Stated task =
Check every line of the entries that follow, and copy the ones containing "index".

Data excerpts =
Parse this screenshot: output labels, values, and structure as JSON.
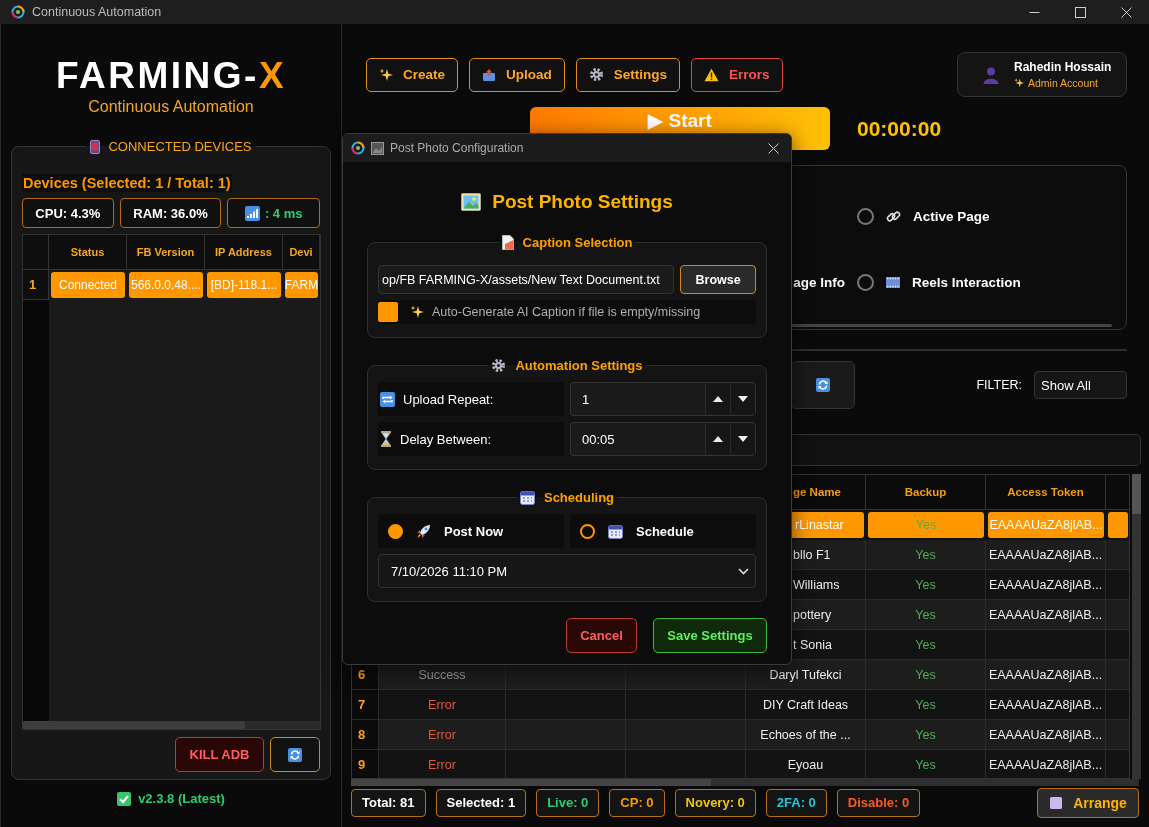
{
  "window": {
    "title": "Continuous Automation"
  },
  "sidebar": {
    "logo": {
      "text": "FARMING-",
      "accent": "X"
    },
    "subtitle": "Continuous Automation",
    "devices": {
      "title": "CONNECTED DEVICES",
      "summary": "Devices (Selected: 1 / Total: 1)",
      "stats": [
        {
          "kind": "cpu",
          "text": "CPU: 4.3%"
        },
        {
          "kind": "ram",
          "text": "RAM: 36.0%"
        },
        {
          "kind": "ping",
          "text": ": 4 ms"
        }
      ],
      "columns": [
        "Status",
        "FB Version",
        "IP Address",
        "Devi"
      ],
      "rows": [
        {
          "index": "1",
          "selected": true,
          "cells": [
            "Connected",
            "566.0.0.48....",
            "[BD]-118.1...",
            "FARM"
          ]
        }
      ],
      "buttons": [
        {
          "kind": "danger",
          "label": "KILL ADB"
        },
        {
          "kind": "refresh"
        }
      ]
    },
    "version": "v2.3.8 (Latest)"
  },
  "toolbar": [
    {
      "kind": "create",
      "label": "Create"
    },
    {
      "kind": "upload",
      "label": "Upload"
    },
    {
      "kind": "settings",
      "label": "Settings"
    },
    {
      "kind": "errors",
      "label": "Errors"
    }
  ],
  "user": {
    "name": "Rahedin Hossain",
    "role": "Admin Account"
  },
  "start": {
    "label": "▶ Start",
    "timer": "00:00:00"
  },
  "options": {
    "fragment": "age Info",
    "items": [
      {
        "kind": "link",
        "label": "Active Page",
        "selected": false
      },
      {
        "kind": "film",
        "label": "Reels Interaction",
        "selected": false
      }
    ]
  },
  "filter": {
    "label": "FILTER:",
    "value": "Show All"
  },
  "table": {
    "columns": {
      "page_name": "ge Name",
      "backup": "Backup",
      "access_token": "Access Token"
    },
    "rows": [
      {
        "selected": true,
        "page_name": "rLinastar",
        "backup": "Yes",
        "access_token": "EAAAAUaZA8jlAB..."
      },
      {
        "selected": false,
        "page_name": "bllo F1",
        "backup": "Yes",
        "access_token": "EAAAAUaZA8jlAB..."
      },
      {
        "selected": false,
        "page_name": "Williams",
        "backup": "Yes",
        "access_token": "EAAAAUaZA8jlAB..."
      },
      {
        "selected": false,
        "page_name": "pottery",
        "backup": "Yes",
        "access_token": "EAAAAUaZA8jlAB..."
      },
      {
        "selected": false,
        "page_name": "t Sonia",
        "backup": "Yes"
      },
      {
        "selected": false,
        "index": "6",
        "status": "Success",
        "kind": "success",
        "page_name": "Daryl Tufekci",
        "backup": "Yes",
        "access_token": "EAAAAUaZA8jlAB..."
      },
      {
        "selected": false,
        "index": "7",
        "status": "Error",
        "kind": "error",
        "page_name": "DIY Craft Ideas",
        "backup": "Yes",
        "access_token": "EAAAAUaZA8jlAB..."
      },
      {
        "selected": false,
        "index": "8",
        "status": "Error",
        "kind": "error",
        "page_name": "Echoes of the ...",
        "backup": "Yes",
        "access_token": "EAAAAUaZA8jlAB..."
      },
      {
        "selected": false,
        "index": "9",
        "status": "Error",
        "kind": "error",
        "page_name": "Eyoau",
        "backup": "Yes",
        "access_token": "EAAAAUaZA8jlAB..."
      }
    ]
  },
  "stats": [
    {
      "kind": "total",
      "text": "Total: 81"
    },
    {
      "kind": "selected",
      "text": "Selected: 1"
    },
    {
      "kind": "live",
      "text": "Live: 0"
    },
    {
      "kind": "cp",
      "text": "CP: 0"
    },
    {
      "kind": "novery",
      "text": "Novery: 0"
    },
    {
      "kind": "twofa",
      "text": "2FA: 0"
    },
    {
      "kind": "disable",
      "text": "Disable: 0"
    }
  ],
  "arrange": {
    "label": "Arrange"
  },
  "dialog": {
    "title": "Post Photo Configuration",
    "heading": "Post Photo Settings",
    "caption": {
      "title": "Caption Selection",
      "path": "op/FB FARMING-X/assets/New Text Document.txt",
      "browse": "Browse",
      "auto_caption": {
        "label": "Auto-Generate AI Caption if file is empty/missing",
        "checked": true
      }
    },
    "automation": {
      "title": "Automation Settings",
      "fields": [
        {
          "kind": "repeat",
          "label": "Upload Repeat:",
          "value": "1"
        },
        {
          "kind": "delay",
          "label": "Delay Between:",
          "value": "00:05"
        }
      ]
    },
    "scheduling": {
      "title": "Scheduling",
      "modes": [
        {
          "kind": "now",
          "label": "Post Now",
          "selected": true
        },
        {
          "kind": "schedule",
          "label": "Schedule",
          "selected": false
        }
      ],
      "datetime": "7/10/2026 11:10 PM"
    },
    "buttons": [
      {
        "kind": "cancel",
        "label": "Cancel"
      },
      {
        "kind": "save",
        "label": "Save Settings"
      }
    ]
  }
}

Response to this exercise =
          "index": "1",
        "index": "6",
        "index": "7",
        "index": "8",
        "index": "9",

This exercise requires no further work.